**STORED RECORDS:**

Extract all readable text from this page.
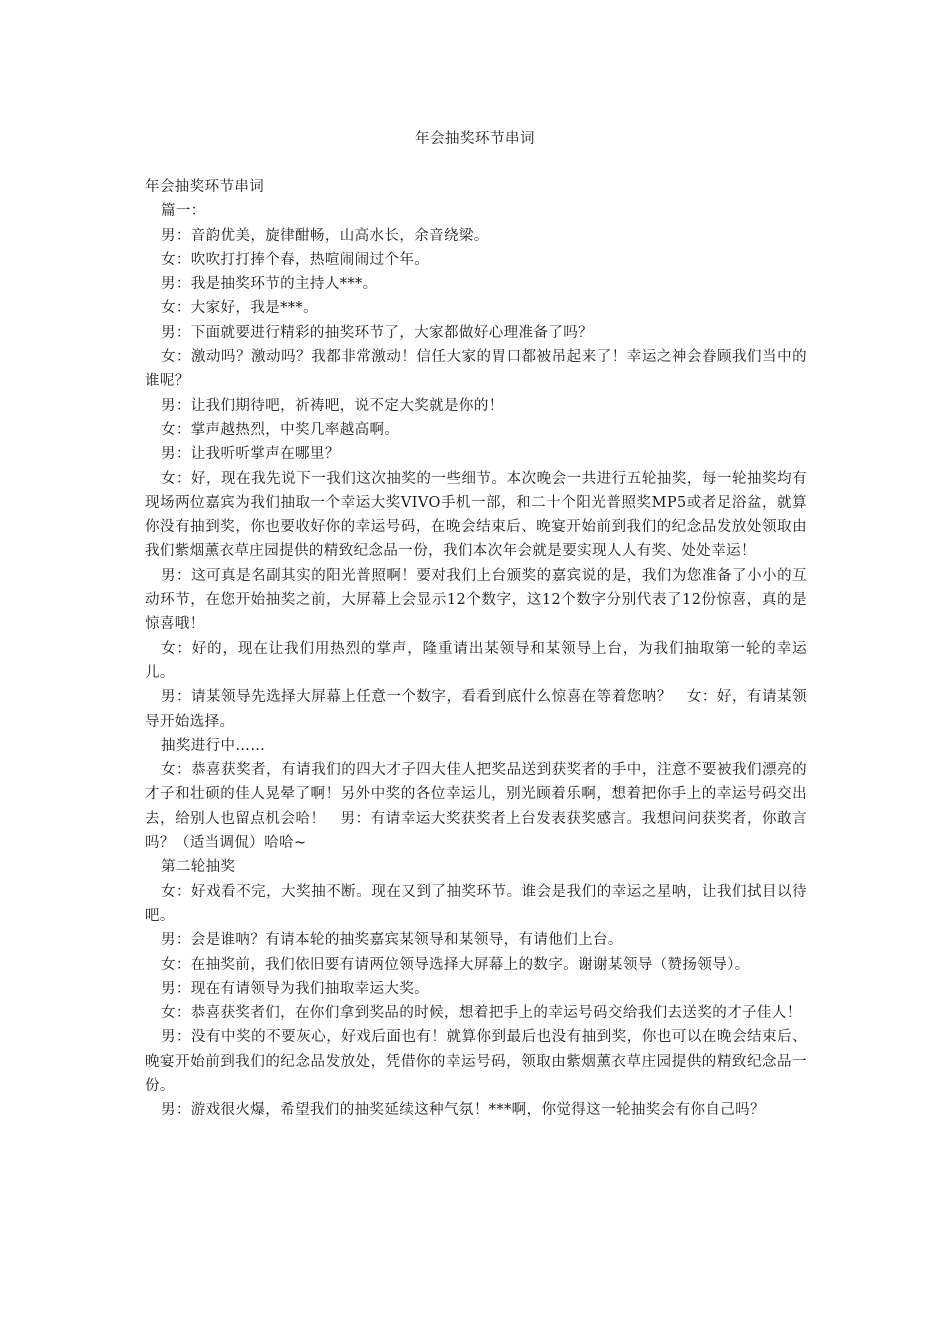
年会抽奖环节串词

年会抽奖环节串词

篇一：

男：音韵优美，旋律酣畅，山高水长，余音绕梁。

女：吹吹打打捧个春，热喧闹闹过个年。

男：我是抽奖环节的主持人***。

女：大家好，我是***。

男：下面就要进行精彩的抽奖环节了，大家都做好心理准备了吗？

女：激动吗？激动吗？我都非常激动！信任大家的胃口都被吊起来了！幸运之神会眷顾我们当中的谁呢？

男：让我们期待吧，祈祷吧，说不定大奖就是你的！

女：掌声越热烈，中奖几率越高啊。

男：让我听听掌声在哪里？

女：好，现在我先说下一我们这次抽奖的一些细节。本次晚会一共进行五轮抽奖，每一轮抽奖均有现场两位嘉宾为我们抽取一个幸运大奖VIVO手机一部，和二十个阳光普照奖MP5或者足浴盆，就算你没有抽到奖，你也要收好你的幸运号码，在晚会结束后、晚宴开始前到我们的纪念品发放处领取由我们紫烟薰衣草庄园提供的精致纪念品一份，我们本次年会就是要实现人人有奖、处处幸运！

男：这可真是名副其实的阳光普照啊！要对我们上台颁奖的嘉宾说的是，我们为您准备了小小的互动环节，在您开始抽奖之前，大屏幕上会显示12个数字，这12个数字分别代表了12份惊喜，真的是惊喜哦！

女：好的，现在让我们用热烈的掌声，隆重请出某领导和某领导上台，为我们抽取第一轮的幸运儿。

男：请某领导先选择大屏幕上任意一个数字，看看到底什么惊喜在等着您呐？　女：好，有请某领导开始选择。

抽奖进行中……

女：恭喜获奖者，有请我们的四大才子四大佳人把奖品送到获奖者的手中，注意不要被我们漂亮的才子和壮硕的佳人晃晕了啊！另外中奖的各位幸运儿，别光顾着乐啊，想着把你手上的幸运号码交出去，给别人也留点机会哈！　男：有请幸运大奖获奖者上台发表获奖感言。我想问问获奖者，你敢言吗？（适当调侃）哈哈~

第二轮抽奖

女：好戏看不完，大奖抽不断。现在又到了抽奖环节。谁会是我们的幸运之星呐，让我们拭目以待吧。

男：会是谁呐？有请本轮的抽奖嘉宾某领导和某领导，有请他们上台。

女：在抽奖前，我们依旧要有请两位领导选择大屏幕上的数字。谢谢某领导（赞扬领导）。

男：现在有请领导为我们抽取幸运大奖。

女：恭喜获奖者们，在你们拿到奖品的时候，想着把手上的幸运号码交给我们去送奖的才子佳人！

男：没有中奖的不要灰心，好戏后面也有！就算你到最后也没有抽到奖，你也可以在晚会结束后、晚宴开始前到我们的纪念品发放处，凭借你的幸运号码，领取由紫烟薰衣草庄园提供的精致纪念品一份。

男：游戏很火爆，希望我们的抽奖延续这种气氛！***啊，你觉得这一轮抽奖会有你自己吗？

**TASK DESCRIPTION:**
All the lines above are to be given again exactly as they read, with the pictures removed.

**ANSWER IN FULL:**
Extract all readable text from this page.
年会抽奖环节串词

年会抽奖环节串词

篇一：

男：音韵优美，旋律酣畅，山高水长，余音绕梁。

女：吹吹打打捧个春，热喧闹闹过个年。

男：我是抽奖环节的主持人***。

女：大家好，我是***。

男：下面就要进行精彩的抽奖环节了，大家都做好心理准备了吗？

女：激动吗？激动吗？我都非常激动！信任大家的胃口都被吊起来了！幸运之神会眷顾我们当中的谁呢？

男：让我们期待吧，祈祷吧，说不定大奖就是你的！

女：掌声越热烈，中奖几率越高啊。

男：让我听听掌声在哪里？

女：好，现在我先说下一我们这次抽奖的一些细节。本次晚会一共进行五轮抽奖，每一轮抽奖均有现场两位嘉宾为我们抽取一个幸运大奖VIVO手机一部，和二十个阳光普照奖MP5或者足浴盆，就算你没有抽到奖，你也要收好你的幸运号码，在晚会结束后、晚宴开始前到我们的纪念品发放处领取由我们紫烟薰衣草庄园提供的精致纪念品一份，我们本次年会就是要实现人人有奖、处处幸运！

男：这可真是名副其实的阳光普照啊！要对我们上台颁奖的嘉宾说的是，我们为您准备了小小的互动环节，在您开始抽奖之前，大屏幕上会显示12个数字，这12个数字分别代表了12份惊喜，真的是惊喜哦！

女：好的，现在让我们用热烈的掌声，隆重请出某领导和某领导上台，为我们抽取第一轮的幸运儿。

男：请某领导先选择大屏幕上任意一个数字，看看到底什么惊喜在等着您呐？　女：好，有请某领导开始选择。

抽奖进行中……

女：恭喜获奖者，有请我们的四大才子四大佳人把奖品送到获奖者的手中，注意不要被我们漂亮的才子和壮硕的佳人晃晕了啊！另外中奖的各位幸运儿，别光顾着乐啊，想着把你手上的幸运号码交出去，给别人也留点机会哈！　男：有请幸运大奖获奖者上台发表获奖感言。我想问问获奖者，你敢言吗？（适当调侃）哈哈~

第二轮抽奖

女：好戏看不完，大奖抽不断。现在又到了抽奖环节。谁会是我们的幸运之星呐，让我们拭目以待吧。

男：会是谁呐？有请本轮的抽奖嘉宾某领导和某领导，有请他们上台。

女：在抽奖前，我们依旧要有请两位领导选择大屏幕上的数字。谢谢某领导（赞扬领导）。

男：现在有请领导为我们抽取幸运大奖。

女：恭喜获奖者们，在你们拿到奖品的时候，想着把手上的幸运号码交给我们去送奖的才子佳人！

男：没有中奖的不要灰心，好戏后面也有！就算你到最后也没有抽到奖，你也可以在晚会结束后、晚宴开始前到我们的纪念品发放处，凭借你的幸运号码，领取由紫烟薰衣草庄园提供的精致纪念品一份。

男：游戏很火爆，希望我们的抽奖延续这种气氛！***啊，你觉得这一轮抽奖会有你自己吗？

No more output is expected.